■ **TASK OBJECTIVE**:
Count every line in the entries that follow where the word "学会共同生活" appears, then state only the total.

■ **RECORDS FOR THE EXERCISE**:
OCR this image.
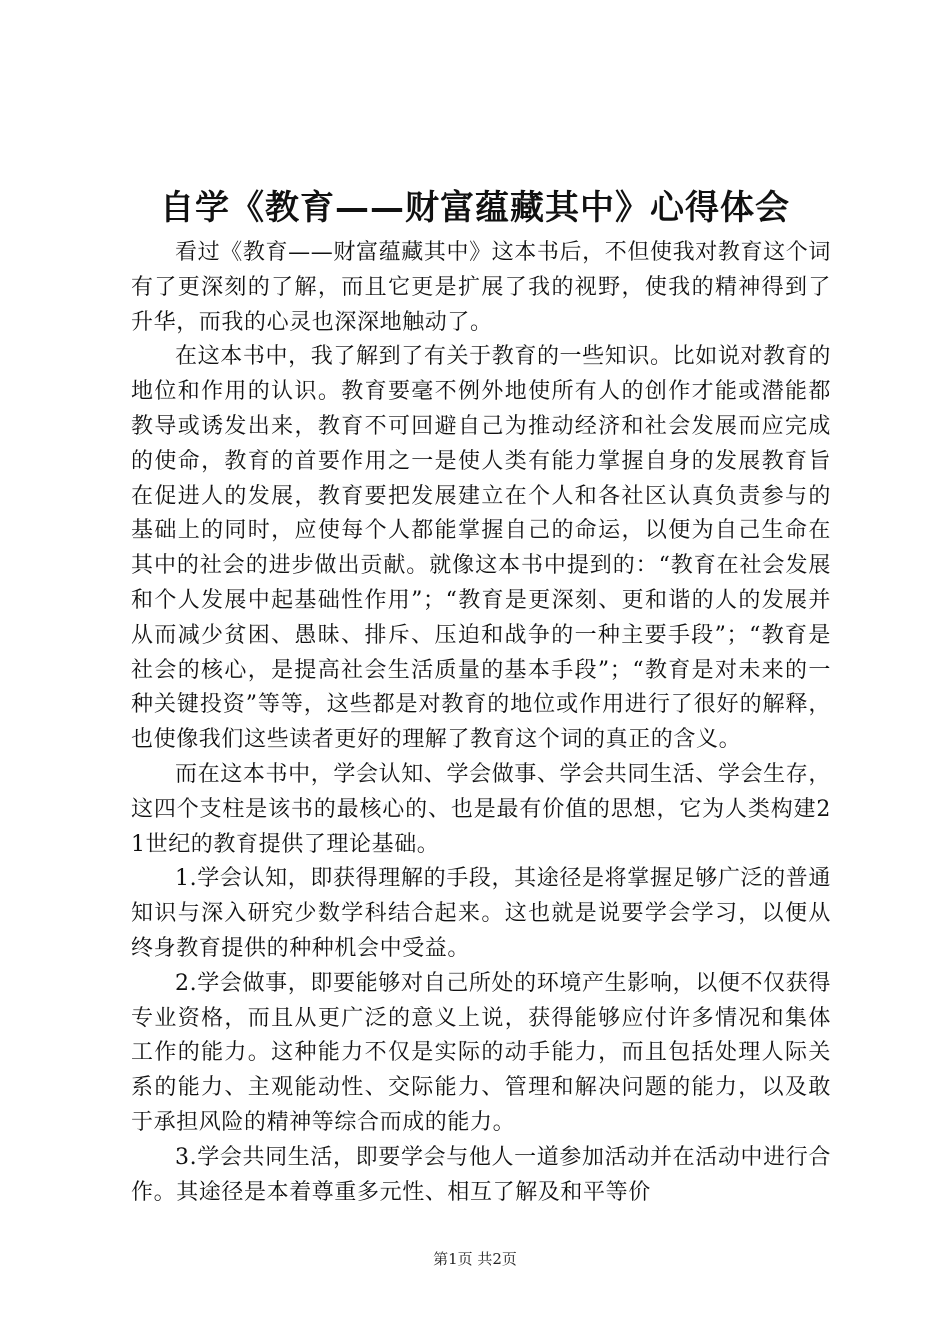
自学《教育——财富蕴藏其中》心得体会

看过《教育——财富蕴藏其中》这本书后，不但使我对教育这个词有了更深刻的了解，而且它更是扩展了我的视野，使我的精神得到了升华，而我的心灵也深深地触动了。

在这本书中，我了解到了有关于教育的一些知识。比如说对教育的地位和作用的认识。教育要毫不例外地使所有人的创作才能或潜能都教导或诱发出来，教育不可回避自己为推动经济和社会发展而应完成的使命，教育的首要作用之一是使人类有能力掌握自身的发展教育旨在促进人的发展，教育要把发展建立在个人和各社区认真负责参与的基础上的同时，应使每个人都能掌握自己的命运，以便为自己生命在其中的社会的进步做出贡献。就像这本书中提到的：“教育在社会发展和个人发展中起基础性作用”；“教育是更深刻、更和谐的人的发展并从而减少贫困、愚昧、排斥、压迫和战争的一种主要手段”；“教育是社会的核心，是提高社会生活质量的基本手段”；“教育是对未来的一种关键投资”等等，这些都是对教育的地位或作用进行了很好的解释，也使像我们这些读者更好的理解了教育这个词的真正的含义。

而在这本书中，学会认知、学会做事、学会共同生活、学会生存，这四个支柱是该书的最核心的、也是最有价值的思想，它为人类构建21世纪的教育提供了理论基础。

1.学会认知，即获得理解的手段，其途径是将掌握足够广泛的普通知识与深入研究少数学科结合起来。这也就是说要学会学习，以便从终身教育提供的种种机会中受益。

2.学会做事，即要能够对自己所处的环境产生影响，以便不仅获得专业资格，而且从更广泛的意义上说，获得能够应付许多情况和集体工作的能力。这种能力不仅是实际的动手能力，而且包括处理人际关系的能力、主观能动性、交际能力、管理和解决问题的能力，以及敢于承担风险的精神等综合而成的能力。

3.学会共同生活，即要学会与他人一道参加活动并在活动中进行合作。其途径是本着尊重多元性、相互了解及和平等价

第1页 共2页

■ **EXERCISE RESPONSE**:
2